Stated task
Return only the count of lines in which the word "size" appears.

Task data
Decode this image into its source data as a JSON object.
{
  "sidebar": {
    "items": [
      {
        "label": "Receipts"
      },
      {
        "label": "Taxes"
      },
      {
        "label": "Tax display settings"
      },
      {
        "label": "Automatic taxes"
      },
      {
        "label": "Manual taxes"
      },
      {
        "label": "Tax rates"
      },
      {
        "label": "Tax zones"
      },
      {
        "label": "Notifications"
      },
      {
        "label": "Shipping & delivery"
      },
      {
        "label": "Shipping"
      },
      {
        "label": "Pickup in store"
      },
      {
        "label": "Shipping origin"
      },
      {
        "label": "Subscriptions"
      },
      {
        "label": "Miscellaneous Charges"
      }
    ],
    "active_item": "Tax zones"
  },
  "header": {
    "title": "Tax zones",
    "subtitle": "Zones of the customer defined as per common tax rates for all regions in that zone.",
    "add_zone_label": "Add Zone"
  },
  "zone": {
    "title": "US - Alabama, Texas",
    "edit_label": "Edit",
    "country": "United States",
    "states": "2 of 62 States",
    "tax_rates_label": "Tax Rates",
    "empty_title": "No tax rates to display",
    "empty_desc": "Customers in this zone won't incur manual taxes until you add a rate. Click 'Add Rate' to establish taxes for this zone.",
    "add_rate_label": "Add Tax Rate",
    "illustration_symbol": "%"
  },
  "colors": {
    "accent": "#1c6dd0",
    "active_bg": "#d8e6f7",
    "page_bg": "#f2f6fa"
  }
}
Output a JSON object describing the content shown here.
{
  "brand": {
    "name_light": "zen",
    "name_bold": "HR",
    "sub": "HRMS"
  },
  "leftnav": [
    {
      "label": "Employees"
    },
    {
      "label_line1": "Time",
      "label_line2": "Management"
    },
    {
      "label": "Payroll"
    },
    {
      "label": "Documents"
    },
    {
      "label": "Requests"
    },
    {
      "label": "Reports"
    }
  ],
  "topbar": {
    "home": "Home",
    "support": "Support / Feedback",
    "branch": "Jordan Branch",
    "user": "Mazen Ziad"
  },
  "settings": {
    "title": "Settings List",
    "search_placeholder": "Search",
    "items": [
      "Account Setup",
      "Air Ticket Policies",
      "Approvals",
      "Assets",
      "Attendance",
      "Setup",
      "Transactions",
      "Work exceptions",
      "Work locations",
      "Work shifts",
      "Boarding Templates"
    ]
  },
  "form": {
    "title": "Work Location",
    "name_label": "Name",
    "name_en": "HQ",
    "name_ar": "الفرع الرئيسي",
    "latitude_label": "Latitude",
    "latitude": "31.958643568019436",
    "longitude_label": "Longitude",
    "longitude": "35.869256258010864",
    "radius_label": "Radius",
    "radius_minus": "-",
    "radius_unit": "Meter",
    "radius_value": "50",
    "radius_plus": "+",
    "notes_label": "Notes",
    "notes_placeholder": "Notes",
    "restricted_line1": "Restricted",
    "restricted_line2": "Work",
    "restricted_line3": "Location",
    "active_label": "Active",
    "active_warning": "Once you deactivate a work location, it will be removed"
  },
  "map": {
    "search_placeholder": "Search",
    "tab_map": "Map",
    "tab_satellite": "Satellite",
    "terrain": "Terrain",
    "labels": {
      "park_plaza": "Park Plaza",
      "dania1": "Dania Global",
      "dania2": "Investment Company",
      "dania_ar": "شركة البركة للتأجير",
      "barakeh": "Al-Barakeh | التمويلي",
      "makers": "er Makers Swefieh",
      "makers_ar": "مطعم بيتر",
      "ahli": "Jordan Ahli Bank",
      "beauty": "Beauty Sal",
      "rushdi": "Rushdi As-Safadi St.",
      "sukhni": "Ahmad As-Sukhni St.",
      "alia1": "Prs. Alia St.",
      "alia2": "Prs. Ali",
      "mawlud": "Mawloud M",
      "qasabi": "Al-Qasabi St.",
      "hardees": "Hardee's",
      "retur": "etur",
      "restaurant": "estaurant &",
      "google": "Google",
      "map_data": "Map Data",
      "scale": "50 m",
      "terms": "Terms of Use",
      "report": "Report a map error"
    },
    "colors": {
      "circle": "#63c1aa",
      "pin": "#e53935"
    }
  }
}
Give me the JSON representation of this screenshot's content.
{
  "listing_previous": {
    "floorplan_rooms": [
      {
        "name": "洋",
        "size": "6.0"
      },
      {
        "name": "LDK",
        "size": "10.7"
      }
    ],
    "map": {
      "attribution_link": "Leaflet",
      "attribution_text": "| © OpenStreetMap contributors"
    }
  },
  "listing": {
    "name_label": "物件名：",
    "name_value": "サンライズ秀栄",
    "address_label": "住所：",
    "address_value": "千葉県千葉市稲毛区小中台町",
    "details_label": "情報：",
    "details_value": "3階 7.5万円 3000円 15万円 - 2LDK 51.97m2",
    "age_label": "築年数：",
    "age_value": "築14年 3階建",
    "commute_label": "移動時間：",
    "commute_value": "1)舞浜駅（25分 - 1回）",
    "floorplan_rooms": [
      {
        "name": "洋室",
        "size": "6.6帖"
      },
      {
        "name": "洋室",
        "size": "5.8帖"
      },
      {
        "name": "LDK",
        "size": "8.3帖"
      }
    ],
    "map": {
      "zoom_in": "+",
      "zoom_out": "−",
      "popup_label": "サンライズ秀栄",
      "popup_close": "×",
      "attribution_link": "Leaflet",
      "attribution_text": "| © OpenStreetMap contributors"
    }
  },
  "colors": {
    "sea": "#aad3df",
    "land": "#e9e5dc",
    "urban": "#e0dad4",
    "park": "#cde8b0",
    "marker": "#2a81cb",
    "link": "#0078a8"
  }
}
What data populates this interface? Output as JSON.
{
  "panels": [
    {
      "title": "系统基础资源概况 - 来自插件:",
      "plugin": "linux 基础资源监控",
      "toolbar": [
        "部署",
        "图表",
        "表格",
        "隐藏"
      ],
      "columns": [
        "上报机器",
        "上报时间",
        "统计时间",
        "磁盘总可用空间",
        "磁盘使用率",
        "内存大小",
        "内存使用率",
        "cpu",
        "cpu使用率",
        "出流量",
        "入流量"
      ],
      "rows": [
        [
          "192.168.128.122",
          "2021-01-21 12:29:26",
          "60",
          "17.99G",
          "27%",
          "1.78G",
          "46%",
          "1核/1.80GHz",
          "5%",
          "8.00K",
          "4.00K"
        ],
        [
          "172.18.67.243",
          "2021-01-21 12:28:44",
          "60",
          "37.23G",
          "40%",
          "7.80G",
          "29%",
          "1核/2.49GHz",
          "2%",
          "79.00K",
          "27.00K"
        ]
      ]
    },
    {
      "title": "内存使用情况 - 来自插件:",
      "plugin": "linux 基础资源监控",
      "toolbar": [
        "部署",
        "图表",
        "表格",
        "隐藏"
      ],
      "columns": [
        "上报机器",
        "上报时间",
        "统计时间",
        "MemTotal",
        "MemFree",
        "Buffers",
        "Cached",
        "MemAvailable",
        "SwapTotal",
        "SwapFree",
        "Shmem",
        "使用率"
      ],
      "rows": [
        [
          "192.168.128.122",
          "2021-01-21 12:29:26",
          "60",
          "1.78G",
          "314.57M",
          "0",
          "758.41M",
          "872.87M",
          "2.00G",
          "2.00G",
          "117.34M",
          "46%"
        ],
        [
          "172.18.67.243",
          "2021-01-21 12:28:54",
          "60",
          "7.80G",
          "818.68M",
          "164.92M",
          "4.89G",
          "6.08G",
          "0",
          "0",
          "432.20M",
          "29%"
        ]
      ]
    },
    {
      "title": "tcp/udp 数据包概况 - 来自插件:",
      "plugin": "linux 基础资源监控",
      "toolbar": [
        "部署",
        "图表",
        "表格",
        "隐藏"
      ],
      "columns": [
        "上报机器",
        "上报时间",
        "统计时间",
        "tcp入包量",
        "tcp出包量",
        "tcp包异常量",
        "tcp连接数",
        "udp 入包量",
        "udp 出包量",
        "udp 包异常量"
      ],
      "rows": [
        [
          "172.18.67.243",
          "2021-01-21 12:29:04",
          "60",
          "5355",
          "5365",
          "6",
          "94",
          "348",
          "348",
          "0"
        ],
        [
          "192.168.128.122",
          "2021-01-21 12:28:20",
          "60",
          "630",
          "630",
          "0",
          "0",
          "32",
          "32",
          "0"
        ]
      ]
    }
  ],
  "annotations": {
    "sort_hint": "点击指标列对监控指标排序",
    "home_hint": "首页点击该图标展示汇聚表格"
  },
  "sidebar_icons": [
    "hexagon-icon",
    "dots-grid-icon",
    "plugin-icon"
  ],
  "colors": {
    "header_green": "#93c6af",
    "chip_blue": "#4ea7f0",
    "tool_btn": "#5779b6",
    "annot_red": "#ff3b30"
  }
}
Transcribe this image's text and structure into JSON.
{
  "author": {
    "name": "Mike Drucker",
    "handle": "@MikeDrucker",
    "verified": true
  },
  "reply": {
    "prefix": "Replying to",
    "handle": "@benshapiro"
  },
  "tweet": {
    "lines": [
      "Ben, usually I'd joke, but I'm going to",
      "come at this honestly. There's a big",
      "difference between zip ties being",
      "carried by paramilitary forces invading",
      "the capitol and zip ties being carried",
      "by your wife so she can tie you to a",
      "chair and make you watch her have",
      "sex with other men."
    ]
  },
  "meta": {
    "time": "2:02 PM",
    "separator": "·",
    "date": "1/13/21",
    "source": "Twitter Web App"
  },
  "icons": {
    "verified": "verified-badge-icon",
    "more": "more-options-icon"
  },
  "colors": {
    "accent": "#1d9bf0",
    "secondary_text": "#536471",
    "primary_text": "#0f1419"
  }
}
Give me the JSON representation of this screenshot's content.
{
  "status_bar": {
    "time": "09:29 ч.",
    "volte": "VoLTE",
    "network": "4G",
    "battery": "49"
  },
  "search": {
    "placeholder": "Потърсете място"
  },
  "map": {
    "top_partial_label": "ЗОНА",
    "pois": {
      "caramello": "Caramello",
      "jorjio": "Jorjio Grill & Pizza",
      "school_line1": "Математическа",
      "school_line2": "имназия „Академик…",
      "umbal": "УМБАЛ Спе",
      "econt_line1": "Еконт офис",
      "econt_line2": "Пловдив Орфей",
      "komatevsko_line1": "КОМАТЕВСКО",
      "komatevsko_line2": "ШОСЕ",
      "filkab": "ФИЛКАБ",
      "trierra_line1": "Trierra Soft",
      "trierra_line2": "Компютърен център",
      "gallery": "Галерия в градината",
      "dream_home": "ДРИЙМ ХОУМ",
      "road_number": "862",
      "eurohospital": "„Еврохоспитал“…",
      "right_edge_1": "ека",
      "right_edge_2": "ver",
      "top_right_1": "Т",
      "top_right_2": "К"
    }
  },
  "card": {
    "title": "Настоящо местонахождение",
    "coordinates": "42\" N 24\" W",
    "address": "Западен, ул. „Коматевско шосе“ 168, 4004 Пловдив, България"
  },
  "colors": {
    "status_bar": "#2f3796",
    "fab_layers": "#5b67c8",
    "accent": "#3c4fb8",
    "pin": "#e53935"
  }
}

Answer to this exercise
5